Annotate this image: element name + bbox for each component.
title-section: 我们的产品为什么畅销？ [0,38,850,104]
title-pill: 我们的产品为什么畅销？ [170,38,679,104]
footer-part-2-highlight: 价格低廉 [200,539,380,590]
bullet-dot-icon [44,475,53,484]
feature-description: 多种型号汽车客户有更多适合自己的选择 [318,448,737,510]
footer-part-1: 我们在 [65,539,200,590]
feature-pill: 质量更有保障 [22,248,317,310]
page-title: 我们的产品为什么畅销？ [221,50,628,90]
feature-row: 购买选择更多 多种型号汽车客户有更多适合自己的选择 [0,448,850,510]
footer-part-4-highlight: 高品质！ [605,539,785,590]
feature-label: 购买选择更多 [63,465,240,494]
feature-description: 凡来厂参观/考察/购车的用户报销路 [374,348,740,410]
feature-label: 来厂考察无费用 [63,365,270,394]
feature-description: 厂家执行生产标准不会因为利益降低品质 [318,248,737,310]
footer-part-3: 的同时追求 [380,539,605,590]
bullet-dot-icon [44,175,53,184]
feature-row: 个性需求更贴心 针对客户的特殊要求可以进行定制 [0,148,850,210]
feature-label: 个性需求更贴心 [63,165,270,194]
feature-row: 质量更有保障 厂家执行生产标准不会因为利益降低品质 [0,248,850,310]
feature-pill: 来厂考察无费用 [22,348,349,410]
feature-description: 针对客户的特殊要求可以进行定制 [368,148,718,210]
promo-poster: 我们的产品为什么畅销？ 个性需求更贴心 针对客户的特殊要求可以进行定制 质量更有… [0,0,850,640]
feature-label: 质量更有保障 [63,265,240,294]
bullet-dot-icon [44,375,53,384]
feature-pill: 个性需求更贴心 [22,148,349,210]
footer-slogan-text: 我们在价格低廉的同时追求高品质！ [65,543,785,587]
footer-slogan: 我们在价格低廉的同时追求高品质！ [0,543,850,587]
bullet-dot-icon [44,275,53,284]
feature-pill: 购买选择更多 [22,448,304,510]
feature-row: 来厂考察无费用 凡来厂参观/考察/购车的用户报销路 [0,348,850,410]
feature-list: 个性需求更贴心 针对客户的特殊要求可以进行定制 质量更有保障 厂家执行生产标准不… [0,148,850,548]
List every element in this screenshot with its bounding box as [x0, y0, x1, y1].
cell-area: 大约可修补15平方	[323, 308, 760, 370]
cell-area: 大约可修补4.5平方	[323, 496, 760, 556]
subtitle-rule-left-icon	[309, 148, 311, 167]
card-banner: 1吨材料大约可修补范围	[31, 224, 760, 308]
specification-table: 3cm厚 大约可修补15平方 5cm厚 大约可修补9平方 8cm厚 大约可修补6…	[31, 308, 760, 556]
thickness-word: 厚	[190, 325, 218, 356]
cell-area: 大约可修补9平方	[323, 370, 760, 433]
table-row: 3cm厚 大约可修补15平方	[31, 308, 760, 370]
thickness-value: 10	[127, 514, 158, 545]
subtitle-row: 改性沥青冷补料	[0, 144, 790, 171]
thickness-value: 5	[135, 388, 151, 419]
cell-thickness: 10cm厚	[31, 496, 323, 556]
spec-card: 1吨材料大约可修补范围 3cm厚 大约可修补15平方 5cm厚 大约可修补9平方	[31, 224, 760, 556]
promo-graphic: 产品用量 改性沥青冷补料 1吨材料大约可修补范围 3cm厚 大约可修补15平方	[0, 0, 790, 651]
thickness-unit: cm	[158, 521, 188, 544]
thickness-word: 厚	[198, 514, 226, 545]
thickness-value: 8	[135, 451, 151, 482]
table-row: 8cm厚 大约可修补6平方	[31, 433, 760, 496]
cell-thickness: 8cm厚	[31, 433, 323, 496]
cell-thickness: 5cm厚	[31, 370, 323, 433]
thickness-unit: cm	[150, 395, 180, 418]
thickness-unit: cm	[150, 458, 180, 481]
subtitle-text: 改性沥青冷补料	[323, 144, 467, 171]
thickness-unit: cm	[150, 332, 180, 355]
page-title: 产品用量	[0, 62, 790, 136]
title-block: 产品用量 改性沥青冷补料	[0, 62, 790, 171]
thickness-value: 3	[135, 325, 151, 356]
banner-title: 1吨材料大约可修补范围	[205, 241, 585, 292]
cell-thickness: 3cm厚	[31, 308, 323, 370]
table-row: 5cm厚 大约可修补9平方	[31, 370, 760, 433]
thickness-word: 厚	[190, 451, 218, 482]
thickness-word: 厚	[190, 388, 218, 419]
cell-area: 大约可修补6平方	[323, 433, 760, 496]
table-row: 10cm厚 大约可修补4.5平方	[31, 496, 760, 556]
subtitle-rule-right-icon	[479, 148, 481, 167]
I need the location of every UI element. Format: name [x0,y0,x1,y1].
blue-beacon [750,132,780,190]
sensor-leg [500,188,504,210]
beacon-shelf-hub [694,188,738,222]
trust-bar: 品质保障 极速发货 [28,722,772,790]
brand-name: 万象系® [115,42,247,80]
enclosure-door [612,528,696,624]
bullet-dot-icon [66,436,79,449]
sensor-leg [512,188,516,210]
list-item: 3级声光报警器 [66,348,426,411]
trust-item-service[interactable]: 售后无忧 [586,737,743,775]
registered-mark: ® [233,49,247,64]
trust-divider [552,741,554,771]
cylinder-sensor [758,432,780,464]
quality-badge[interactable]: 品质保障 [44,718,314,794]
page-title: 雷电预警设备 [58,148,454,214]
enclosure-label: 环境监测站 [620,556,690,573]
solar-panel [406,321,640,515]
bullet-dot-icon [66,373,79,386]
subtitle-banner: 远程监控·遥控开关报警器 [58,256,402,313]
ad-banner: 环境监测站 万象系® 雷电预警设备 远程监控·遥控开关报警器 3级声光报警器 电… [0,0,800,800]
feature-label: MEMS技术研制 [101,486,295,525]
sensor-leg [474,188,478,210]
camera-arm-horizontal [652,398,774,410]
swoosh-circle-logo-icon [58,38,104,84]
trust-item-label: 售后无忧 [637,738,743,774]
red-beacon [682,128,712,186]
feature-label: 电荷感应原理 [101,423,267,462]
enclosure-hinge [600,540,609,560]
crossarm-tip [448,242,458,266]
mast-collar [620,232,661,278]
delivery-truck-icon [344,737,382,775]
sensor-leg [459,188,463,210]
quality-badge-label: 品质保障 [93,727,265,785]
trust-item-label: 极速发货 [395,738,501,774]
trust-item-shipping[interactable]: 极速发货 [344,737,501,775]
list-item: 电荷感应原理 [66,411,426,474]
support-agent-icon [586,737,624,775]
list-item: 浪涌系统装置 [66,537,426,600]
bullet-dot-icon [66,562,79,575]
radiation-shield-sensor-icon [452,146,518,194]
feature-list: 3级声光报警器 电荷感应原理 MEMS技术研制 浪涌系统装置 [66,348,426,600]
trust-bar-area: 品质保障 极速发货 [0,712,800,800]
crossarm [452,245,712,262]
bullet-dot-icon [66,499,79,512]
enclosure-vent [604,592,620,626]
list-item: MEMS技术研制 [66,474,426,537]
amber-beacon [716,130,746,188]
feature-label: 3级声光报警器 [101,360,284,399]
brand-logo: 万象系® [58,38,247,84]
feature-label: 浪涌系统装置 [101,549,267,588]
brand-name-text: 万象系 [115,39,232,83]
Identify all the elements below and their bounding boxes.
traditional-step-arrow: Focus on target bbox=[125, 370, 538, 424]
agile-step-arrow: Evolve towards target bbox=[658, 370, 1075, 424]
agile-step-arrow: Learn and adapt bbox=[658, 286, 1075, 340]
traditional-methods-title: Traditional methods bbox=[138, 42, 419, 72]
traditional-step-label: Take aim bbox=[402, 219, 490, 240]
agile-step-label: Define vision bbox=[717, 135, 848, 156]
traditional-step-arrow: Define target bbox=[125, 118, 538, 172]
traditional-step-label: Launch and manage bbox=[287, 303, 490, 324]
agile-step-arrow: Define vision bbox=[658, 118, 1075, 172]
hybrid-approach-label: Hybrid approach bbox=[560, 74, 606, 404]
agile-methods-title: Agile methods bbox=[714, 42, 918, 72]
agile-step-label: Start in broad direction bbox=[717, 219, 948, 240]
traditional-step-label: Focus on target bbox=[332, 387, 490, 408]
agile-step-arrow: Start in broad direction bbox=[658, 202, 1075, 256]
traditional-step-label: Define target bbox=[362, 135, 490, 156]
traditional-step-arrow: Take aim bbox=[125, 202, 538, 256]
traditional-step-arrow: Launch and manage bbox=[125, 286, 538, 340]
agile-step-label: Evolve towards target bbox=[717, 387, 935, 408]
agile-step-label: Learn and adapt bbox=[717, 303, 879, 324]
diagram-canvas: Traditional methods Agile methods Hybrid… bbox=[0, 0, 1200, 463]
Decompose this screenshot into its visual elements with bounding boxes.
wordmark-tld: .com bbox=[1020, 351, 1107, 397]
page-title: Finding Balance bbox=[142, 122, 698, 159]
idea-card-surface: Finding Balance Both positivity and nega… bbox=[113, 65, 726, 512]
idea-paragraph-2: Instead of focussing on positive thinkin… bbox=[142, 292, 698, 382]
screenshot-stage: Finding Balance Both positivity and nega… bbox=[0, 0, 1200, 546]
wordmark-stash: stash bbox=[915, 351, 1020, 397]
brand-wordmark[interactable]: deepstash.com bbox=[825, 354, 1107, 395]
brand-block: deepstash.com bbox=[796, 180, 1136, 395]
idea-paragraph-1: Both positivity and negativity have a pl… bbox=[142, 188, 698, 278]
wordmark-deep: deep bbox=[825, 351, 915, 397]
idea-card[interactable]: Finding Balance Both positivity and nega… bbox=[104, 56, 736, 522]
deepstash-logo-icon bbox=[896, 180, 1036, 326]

◆ WHAT TO WORK ON ◆
Echo the material above word for word, from its first line up to and including the line that contains "feature-description: 多种型号汽车客户有更多适合自己的选择 [318,448,737,510]".

◆ REPLY TO THE EXERCISE ◆
Annotate this image: element name + bbox for each component.
title-section: 我们的产品为什么畅销？ [0,38,850,104]
title-pill: 我们的产品为什么畅销？ [170,38,679,104]
footer-part-2-highlight: 价格低廉 [200,539,380,590]
bullet-dot-icon [44,475,53,484]
feature-description: 多种型号汽车客户有更多适合自己的选择 [318,448,737,510]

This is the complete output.